▶ TASK PROMPT: In the entries that follow, find the word "scenarios" and report each line it is on.

________________________

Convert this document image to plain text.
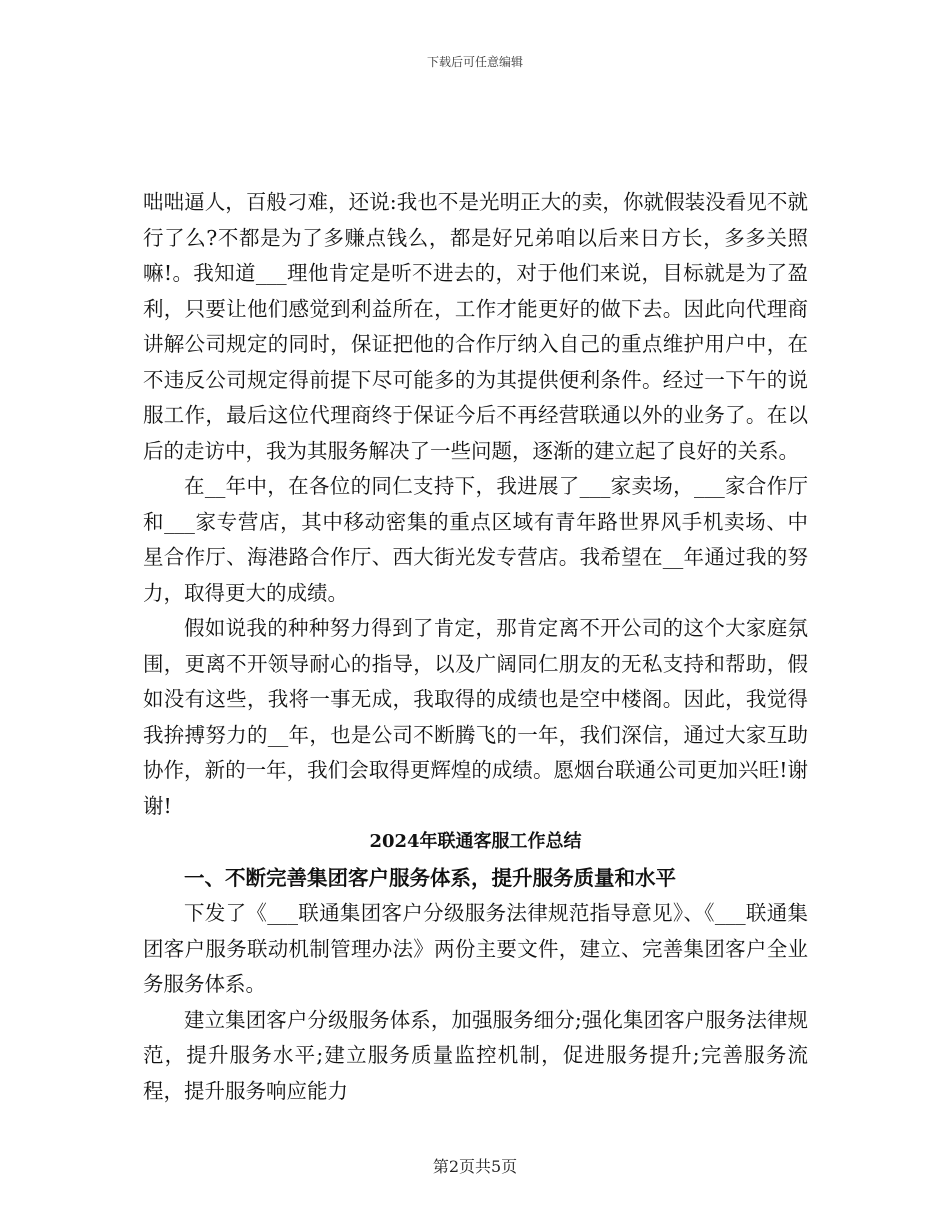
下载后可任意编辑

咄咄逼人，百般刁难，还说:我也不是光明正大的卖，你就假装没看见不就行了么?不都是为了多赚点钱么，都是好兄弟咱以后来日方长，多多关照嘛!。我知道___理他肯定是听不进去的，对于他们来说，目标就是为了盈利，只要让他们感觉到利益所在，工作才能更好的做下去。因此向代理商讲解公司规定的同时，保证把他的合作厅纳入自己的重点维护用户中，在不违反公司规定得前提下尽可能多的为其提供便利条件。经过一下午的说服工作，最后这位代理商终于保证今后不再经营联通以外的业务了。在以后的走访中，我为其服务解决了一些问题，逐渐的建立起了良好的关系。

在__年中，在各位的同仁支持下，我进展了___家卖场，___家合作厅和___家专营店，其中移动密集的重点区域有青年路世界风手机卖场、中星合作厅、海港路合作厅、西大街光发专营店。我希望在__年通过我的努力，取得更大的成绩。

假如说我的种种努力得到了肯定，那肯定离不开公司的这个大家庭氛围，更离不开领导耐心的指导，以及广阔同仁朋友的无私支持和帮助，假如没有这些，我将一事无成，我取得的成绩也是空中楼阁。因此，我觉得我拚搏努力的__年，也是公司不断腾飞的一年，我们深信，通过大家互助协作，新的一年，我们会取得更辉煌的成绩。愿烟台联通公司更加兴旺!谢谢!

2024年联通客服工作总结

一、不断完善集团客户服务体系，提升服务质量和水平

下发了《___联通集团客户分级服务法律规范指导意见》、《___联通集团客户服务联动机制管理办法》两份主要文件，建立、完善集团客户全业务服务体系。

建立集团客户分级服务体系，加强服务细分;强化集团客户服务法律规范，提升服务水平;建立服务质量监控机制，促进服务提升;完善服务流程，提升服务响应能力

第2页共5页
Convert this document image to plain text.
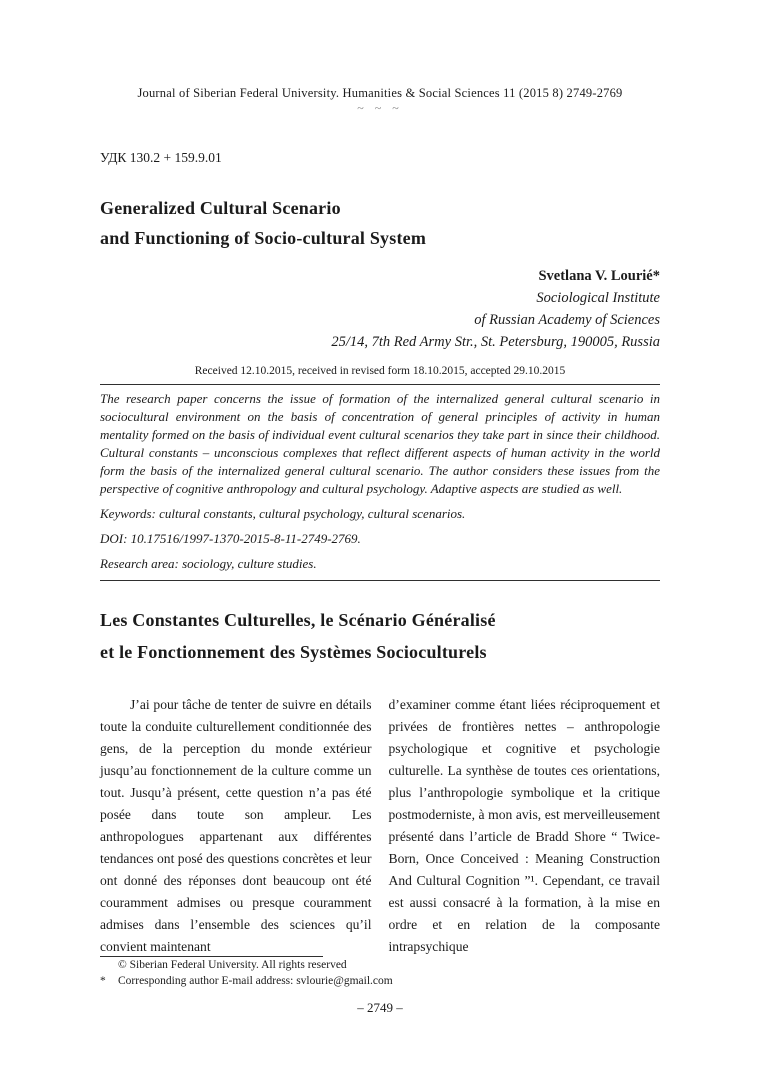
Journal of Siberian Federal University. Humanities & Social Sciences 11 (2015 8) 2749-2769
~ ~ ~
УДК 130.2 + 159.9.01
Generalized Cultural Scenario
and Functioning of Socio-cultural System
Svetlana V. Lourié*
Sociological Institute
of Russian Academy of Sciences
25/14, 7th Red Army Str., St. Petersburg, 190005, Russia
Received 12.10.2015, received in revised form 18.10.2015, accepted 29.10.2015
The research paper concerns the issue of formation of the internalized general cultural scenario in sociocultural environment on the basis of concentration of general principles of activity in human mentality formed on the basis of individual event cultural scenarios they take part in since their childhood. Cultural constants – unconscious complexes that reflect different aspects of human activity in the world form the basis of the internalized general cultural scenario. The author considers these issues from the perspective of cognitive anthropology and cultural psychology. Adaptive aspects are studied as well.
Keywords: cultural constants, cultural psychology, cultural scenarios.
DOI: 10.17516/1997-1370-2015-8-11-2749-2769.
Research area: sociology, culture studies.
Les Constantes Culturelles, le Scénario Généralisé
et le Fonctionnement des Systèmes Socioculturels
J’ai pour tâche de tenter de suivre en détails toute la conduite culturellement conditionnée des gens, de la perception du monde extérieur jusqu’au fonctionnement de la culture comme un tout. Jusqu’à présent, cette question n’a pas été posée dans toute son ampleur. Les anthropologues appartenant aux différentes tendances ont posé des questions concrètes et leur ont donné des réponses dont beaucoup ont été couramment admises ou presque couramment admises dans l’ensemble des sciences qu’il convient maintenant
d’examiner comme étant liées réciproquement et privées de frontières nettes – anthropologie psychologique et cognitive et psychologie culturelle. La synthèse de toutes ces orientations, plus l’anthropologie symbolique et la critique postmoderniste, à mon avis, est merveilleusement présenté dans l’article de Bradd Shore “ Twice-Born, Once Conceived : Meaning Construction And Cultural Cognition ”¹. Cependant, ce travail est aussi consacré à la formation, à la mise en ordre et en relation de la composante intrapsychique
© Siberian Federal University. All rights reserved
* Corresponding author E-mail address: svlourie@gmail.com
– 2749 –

________________________

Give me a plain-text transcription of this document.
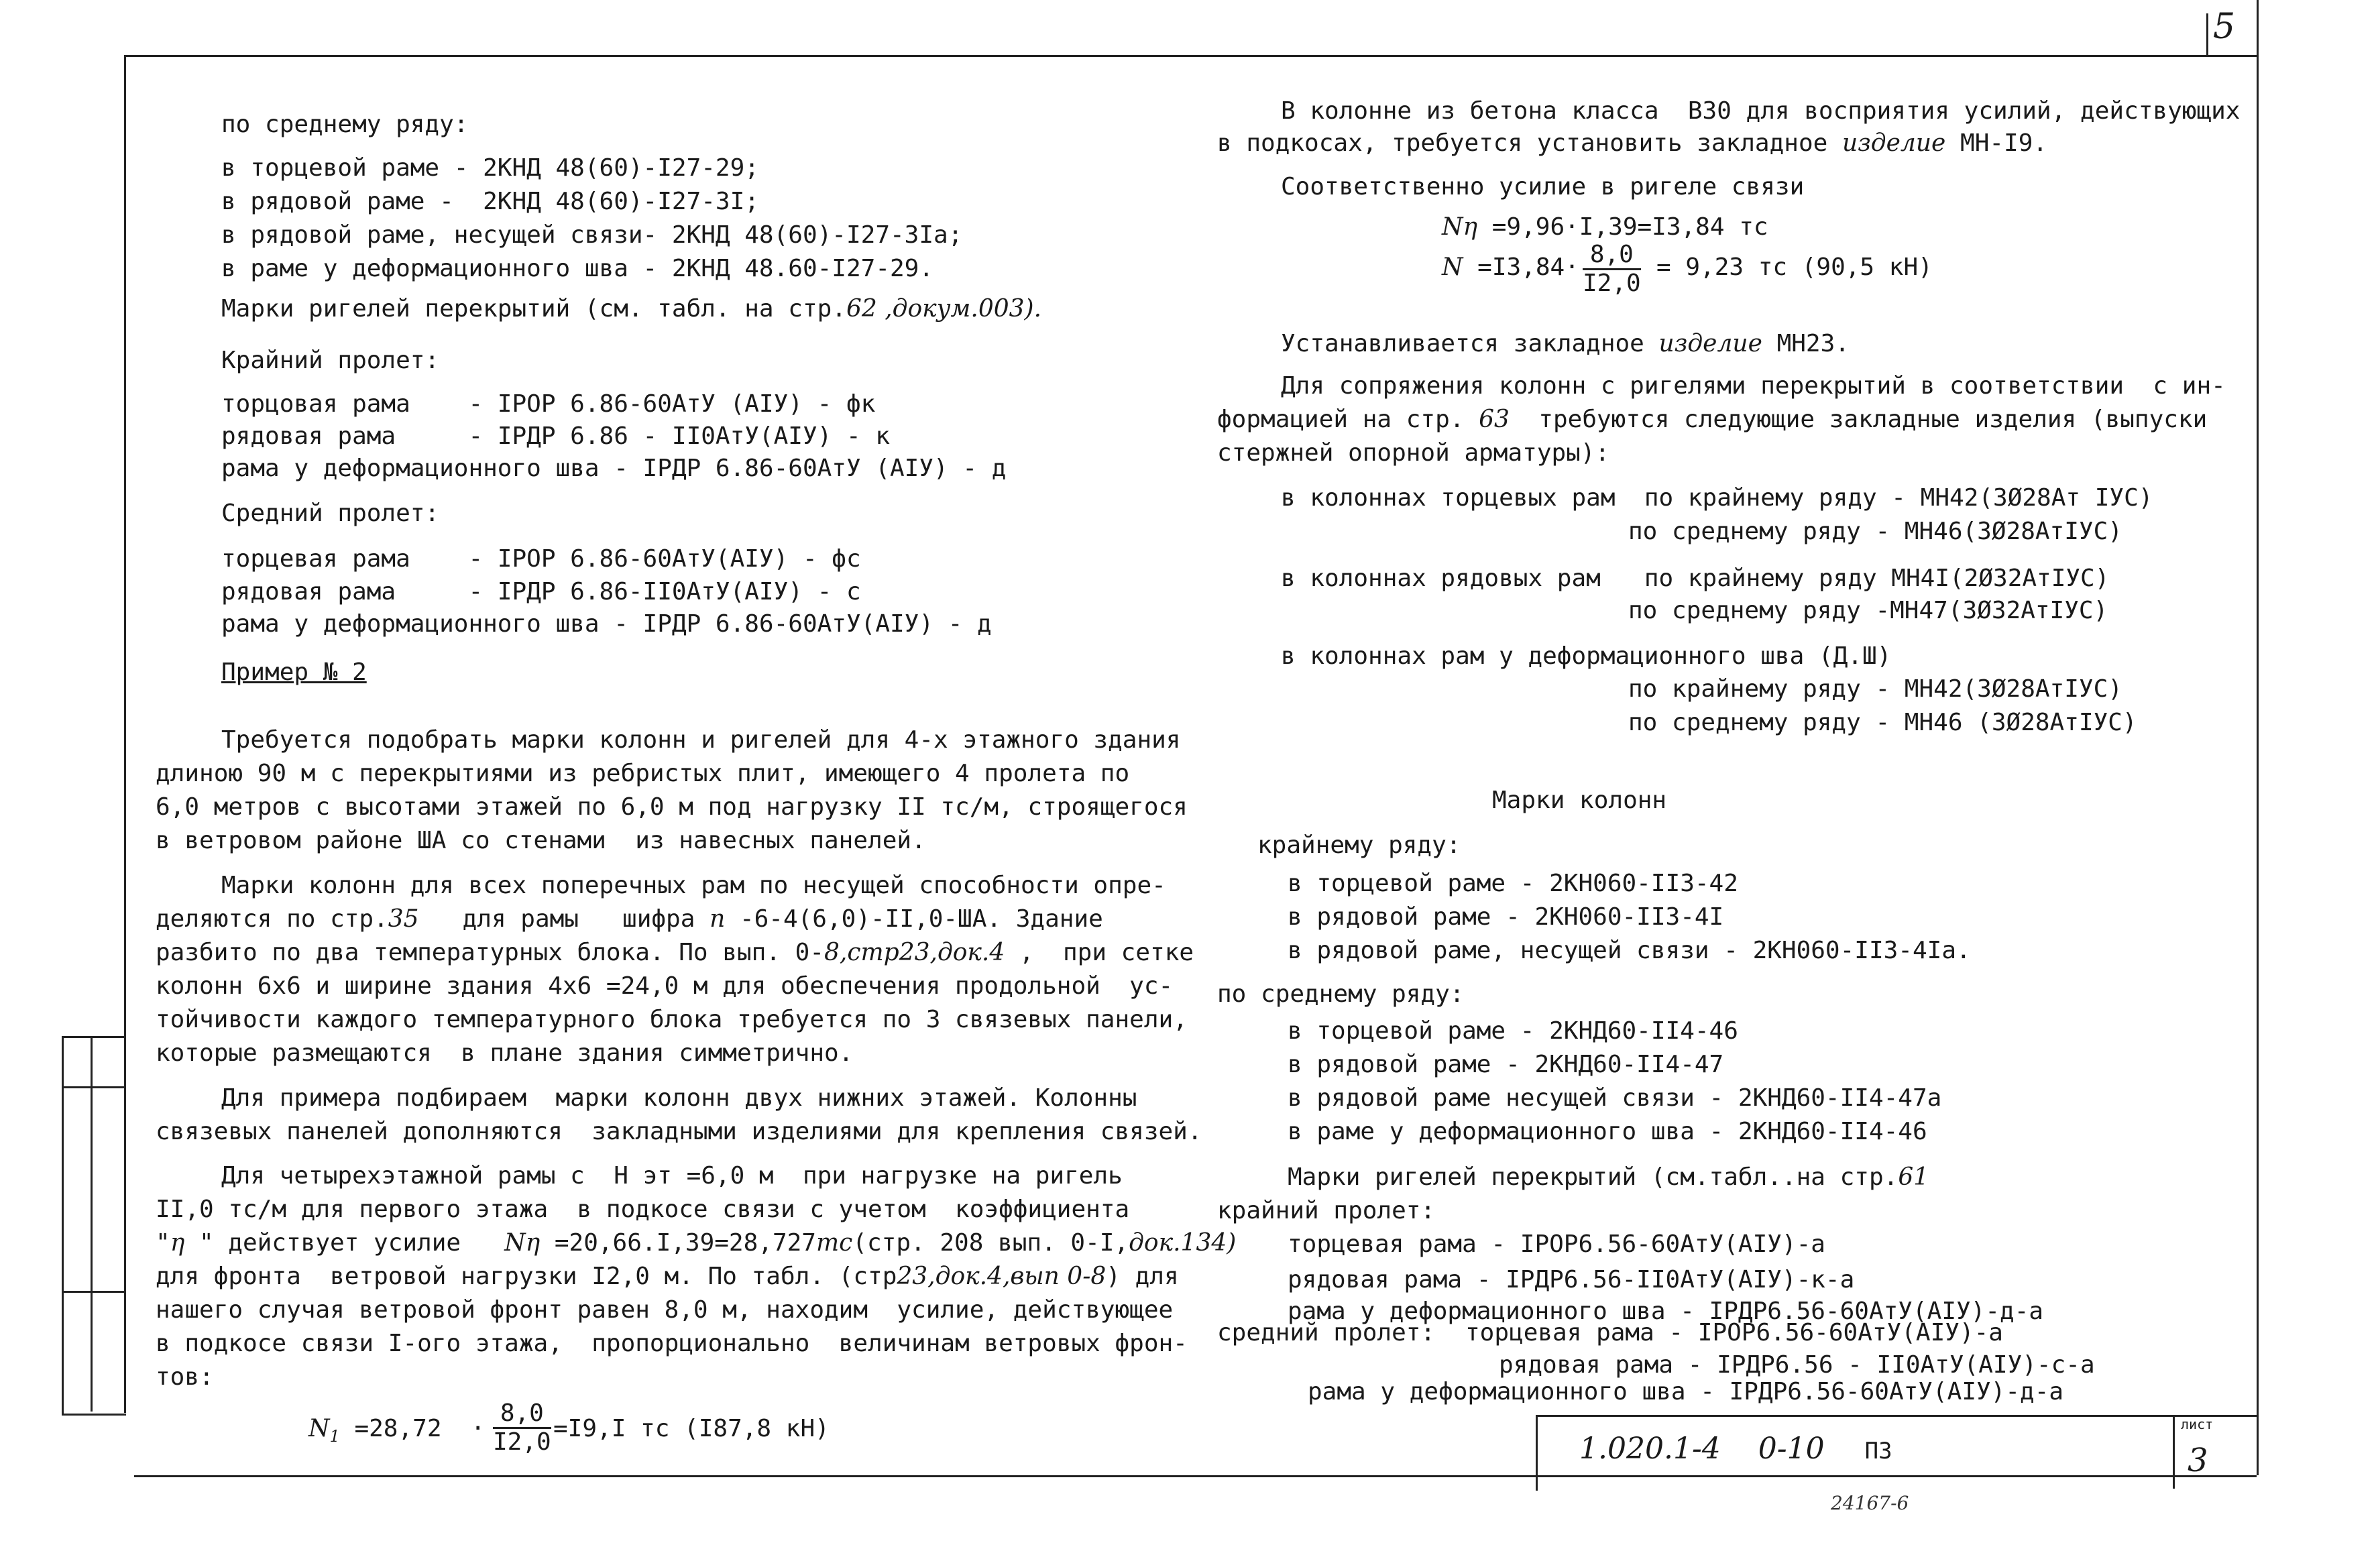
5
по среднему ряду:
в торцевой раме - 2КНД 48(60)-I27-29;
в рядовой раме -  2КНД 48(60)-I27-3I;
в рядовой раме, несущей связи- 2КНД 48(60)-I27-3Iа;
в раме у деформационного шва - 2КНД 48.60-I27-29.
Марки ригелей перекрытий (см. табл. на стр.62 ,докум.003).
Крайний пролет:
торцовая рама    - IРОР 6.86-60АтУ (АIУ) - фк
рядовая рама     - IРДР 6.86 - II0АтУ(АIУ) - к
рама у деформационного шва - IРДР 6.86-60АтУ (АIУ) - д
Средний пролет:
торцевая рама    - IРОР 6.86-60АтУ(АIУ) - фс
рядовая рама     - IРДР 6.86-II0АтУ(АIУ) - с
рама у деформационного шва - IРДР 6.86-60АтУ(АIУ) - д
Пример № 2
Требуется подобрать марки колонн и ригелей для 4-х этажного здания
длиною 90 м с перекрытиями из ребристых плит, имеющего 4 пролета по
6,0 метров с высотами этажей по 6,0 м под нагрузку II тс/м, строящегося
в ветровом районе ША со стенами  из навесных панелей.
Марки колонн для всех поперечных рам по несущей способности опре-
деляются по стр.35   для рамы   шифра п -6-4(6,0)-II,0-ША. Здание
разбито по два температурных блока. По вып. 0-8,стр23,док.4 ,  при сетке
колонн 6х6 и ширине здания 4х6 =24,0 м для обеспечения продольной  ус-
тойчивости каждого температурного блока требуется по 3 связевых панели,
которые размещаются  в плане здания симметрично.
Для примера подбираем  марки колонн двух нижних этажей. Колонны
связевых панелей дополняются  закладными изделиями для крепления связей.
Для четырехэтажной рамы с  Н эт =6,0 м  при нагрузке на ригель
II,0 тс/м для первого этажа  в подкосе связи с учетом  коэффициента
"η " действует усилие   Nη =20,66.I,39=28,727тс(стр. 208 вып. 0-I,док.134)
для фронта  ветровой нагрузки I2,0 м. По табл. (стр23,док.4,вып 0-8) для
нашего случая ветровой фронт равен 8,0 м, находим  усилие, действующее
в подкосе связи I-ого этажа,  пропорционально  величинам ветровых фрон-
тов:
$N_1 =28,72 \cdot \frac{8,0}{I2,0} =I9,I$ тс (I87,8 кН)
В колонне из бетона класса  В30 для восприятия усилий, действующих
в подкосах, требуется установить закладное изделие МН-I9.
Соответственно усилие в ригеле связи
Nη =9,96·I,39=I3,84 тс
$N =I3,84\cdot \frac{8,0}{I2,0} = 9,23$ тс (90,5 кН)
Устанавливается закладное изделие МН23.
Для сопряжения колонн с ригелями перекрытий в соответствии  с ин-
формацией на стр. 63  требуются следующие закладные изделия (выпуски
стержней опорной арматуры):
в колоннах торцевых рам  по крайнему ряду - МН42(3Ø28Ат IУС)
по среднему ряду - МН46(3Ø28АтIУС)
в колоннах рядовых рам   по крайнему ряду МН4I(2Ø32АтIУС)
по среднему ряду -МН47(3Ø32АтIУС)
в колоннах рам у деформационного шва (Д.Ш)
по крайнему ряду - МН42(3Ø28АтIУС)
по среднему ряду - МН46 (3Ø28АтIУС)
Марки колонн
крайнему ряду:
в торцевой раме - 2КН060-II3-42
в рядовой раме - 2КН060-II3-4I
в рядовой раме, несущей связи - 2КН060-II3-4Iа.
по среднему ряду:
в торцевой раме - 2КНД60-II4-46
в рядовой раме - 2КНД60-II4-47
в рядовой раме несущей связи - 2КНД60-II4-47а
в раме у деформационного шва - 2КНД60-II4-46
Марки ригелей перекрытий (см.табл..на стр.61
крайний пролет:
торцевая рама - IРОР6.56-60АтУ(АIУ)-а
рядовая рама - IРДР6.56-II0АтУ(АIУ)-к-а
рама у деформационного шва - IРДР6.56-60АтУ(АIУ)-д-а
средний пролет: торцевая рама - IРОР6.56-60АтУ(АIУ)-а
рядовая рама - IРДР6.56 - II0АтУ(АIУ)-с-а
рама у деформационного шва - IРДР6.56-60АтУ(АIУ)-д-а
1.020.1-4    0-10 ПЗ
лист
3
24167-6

________________________

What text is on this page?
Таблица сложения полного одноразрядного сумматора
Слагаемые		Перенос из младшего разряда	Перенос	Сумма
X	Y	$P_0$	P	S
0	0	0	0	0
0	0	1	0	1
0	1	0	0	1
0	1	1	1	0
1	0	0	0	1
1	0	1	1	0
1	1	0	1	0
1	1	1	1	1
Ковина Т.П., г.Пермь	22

________________________

▶ SOLUTION FOR THIS PROBLEM:
The research paper concerns the issue of formation of the internalized general cultural scenario in sociocultural environment on the basis of concentration of general principles of activity in human mentality formed on the basis of individual event cultural scenarios they take part in since their childhood. Cultural constants – unconscious complexes that reflect different aspects of human activity in the world form the basis of the internalized general cultural scenario. The author considers these issues from the perspective of cognitive anthropology and cultural psychology. Adaptive aspects are studied as well.
Keywords: cultural constants, cultural psychology, cultural scenarios.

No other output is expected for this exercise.